◆ **Your instructions**
Print out the entries below with no edits.

* Begin Supplied data *

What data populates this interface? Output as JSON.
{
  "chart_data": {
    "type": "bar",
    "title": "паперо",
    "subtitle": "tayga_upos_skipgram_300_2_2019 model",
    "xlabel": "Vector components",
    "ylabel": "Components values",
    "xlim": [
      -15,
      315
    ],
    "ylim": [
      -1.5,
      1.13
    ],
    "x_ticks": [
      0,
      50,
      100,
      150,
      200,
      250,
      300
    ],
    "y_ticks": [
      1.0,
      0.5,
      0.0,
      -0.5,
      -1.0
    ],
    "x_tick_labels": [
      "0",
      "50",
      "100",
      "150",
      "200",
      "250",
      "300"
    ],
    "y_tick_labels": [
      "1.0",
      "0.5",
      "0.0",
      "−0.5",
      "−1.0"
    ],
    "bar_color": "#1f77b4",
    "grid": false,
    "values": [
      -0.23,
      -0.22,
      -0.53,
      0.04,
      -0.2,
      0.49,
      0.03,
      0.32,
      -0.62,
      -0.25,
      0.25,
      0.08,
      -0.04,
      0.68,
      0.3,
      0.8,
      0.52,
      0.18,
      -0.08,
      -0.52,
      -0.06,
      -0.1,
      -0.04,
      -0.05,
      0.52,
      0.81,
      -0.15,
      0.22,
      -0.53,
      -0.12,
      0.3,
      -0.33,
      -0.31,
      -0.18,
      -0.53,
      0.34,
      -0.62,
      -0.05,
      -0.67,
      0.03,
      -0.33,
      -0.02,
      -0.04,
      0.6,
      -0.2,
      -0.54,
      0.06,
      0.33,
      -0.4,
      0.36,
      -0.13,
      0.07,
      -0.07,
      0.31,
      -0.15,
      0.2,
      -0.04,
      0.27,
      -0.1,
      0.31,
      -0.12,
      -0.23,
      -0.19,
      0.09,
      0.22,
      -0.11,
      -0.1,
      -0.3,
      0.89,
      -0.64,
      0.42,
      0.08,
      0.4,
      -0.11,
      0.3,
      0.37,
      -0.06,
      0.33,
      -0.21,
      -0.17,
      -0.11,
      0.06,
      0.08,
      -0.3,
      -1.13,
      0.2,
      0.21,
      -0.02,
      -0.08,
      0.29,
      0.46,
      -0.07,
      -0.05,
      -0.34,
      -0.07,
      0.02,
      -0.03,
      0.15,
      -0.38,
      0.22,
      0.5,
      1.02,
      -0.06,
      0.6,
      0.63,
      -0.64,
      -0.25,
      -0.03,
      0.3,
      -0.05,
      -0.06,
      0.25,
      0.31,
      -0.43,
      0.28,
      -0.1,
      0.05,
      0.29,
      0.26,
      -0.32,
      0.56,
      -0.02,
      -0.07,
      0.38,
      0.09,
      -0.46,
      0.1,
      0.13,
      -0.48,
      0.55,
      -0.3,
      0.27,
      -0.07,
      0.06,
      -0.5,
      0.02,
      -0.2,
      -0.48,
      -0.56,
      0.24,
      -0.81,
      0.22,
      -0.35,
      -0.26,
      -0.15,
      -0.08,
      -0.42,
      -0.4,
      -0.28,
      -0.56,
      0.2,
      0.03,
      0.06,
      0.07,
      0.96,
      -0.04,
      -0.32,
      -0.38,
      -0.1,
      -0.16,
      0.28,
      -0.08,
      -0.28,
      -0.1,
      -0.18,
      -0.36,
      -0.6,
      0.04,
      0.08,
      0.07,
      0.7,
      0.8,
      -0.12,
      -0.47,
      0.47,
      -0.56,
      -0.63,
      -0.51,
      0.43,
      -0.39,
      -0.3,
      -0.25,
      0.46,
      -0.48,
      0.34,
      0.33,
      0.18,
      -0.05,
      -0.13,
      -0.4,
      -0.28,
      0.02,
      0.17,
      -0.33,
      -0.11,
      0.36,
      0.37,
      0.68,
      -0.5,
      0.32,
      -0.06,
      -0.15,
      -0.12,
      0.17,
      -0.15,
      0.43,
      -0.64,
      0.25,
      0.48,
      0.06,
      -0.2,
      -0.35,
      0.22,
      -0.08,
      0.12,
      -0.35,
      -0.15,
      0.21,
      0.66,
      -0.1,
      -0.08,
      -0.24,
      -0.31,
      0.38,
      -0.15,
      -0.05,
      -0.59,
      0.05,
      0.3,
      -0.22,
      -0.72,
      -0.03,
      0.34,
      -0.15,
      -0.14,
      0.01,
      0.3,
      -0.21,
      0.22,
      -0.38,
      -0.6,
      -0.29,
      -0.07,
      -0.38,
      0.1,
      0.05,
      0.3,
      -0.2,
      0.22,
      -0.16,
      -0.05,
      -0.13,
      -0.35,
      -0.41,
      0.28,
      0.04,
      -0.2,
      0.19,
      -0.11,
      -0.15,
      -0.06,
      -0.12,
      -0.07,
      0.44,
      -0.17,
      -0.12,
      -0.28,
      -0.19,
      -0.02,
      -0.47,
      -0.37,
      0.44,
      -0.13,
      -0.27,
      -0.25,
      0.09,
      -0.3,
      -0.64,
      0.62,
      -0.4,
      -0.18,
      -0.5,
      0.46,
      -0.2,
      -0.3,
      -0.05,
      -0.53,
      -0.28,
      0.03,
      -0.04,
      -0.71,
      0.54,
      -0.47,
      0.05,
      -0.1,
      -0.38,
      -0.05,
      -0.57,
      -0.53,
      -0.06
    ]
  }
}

* End Supplied data *

◆ **Written response**
What data populates this interface? Output as JSON.
{
  "chart_data": {
    "type": "bar",
    "title": "паперо",
    "subtitle": "tayga_upos_skipgram_300_2_2019 model",
    "xlabel": "Vector components",
    "ylabel": "Components values",
    "xlim": [
      -15,
      315
    ],
    "ylim": [
      -1.5,
      1.13
    ],
    "x_ticks": [
      0,
      50,
      100,
      150,
      200,
      250,
      300
    ],
    "y_ticks": [
      1.0,
      0.5,
      0.0,
      -0.5,
      -1.0
    ],
    "x_tick_labels": [
      "0",
      "50",
      "100",
      "150",
      "200",
      "250",
      "300"
    ],
    "y_tick_labels": [
      "1.0",
      "0.5",
      "0.0",
      "−0.5",
      "−1.0"
    ],
    "bar_color": "#1f77b4",
    "grid": false,
    "values": [
      -0.23,
      -0.22,
      -0.53,
      0.04,
      -0.2,
      0.49,
      0.03,
      0.32,
      -0.62,
      -0.25,
      0.25,
      0.08,
      -0.04,
      0.68,
      0.3,
      0.8,
      0.52,
      0.18,
      -0.08,
      -0.52,
      -0.06,
      -0.1,
      -0.04,
      -0.05,
      0.52,
      0.81,
      -0.15,
      0.22,
      -0.53,
      -0.12,
      0.3,
      -0.33,
      -0.31,
      -0.18,
      -0.53,
      0.34,
      -0.62,
      -0.05,
      -0.67,
      0.03,
      -0.33,
      -0.02,
      -0.04,
      0.6,
      -0.2,
      -0.54,
      0.06,
      0.33,
      -0.4,
      0.36,
      -0.13,
      0.07,
      -0.07,
      0.31,
      -0.15,
      0.2,
      -0.04,
      0.27,
      -0.1,
      0.31,
      -0.12,
      -0.23,
      -0.19,
      0.09,
      0.22,
      -0.11,
      -0.1,
      -0.3,
      0.89,
      -0.64,
      0.42,
      0.08,
      0.4,
      -0.11,
      0.3,
      0.37,
      -0.06,
      0.33,
      -0.21,
      -0.17,
      -0.11,
      0.06,
      0.08,
      -0.3,
      -1.13,
      0.2,
      0.21,
      -0.02,
      -0.08,
      0.29,
      0.46,
      -0.07,
      -0.05,
      -0.34,
      -0.07,
      0.02,
      -0.03,
      0.15,
      -0.38,
      0.22,
      0.5,
      1.02,
      -0.06,
      0.6,
      0.63,
      -0.64,
      -0.25,
      -0.03,
      0.3,
      -0.05,
      -0.06,
      0.25,
      0.31,
      -0.43,
      0.28,
      -0.1,
      0.05,
      0.29,
      0.26,
      -0.32,
      0.56,
      -0.02,
      -0.07,
      0.38,
      0.09,
      -0.46,
      0.1,
      0.13,
      -0.48,
      0.55,
      -0.3,
      0.27,
      -0.07,
      0.06,
      -0.5,
      0.02,
      -0.2,
      -0.48,
      -0.56,
      0.24,
      -0.81,
      0.22,
      -0.35,
      -0.26,
      -0.15,
      -0.08,
      -0.42,
      -0.4,
      -0.28,
      -0.56,
      0.2,
      0.03,
      0.06,
      0.07,
      0.96,
      -0.04,
      -0.32,
      -0.38,
      -0.1,
      -0.16,
      0.28,
      -0.08,
      -0.28,
      -0.1,
      -0.18,
      -0.36,
      -0.6,
      0.04,
      0.08,
      0.07,
      0.7,
      0.8,
      -0.12,
      -0.47,
      0.47,
      -0.56,
      -0.63,
      -0.51,
      0.43,
      -0.39,
      -0.3,
      -0.25,
      0.46,
      -0.48,
      0.34,
      0.33,
      0.18,
      -0.05,
      -0.13,
      -0.4,
      -0.28,
      0.02,
      0.17,
      -0.33,
      -0.11,
      0.36,
      0.37,
      0.68,
      -0.5,
      0.32,
      -0.06,
      -0.15,
      -0.12,
      0.17,
      -0.15,
      0.43,
      -0.64,
      0.25,
      0.48,
      0.06,
      -0.2,
      -0.35,
      0.22,
      -0.08,
      0.12,
      -0.35,
      -0.15,
      0.21,
      0.66,
      -0.1,
      -0.08,
      -0.24,
      -0.31,
      0.38,
      -0.15,
      -0.05,
      -0.59,
      0.05,
      0.3,
      -0.22,
      -0.72,
      -0.03,
      0.34,
      -0.15,
      -0.14,
      0.01,
      0.3,
      -0.21,
      0.22,
      -0.38,
      -0.6,
      -0.29,
      -0.07,
      -0.38,
      0.1,
      0.05,
      0.3,
      -0.2,
      0.22,
      -0.16,
      -0.05,
      -0.13,
      -0.35,
      -0.41,
      0.28,
      0.04,
      -0.2,
      0.19,
      -0.11,
      -0.15,
      -0.06,
      -0.12,
      -0.07,
      0.44,
      -0.17,
      -0.12,
      -0.28,
      -0.19,
      -0.02,
      -0.47,
      -0.37,
      0.44,
      -0.13,
      -0.27,
      -0.25,
      0.09,
      -0.3,
      -0.64,
      0.62,
      -0.4,
      -0.18,
      -0.5,
      0.46,
      -0.2,
      -0.3,
      -0.05,
      -0.53,
      -0.28,
      0.03,
      -0.04,
      -0.71,
      0.54,
      -0.47,
      0.05,
      -0.1,
      -0.38,
      -0.05,
      -0.57,
      -0.53,
      -0.06
    ]
  }
}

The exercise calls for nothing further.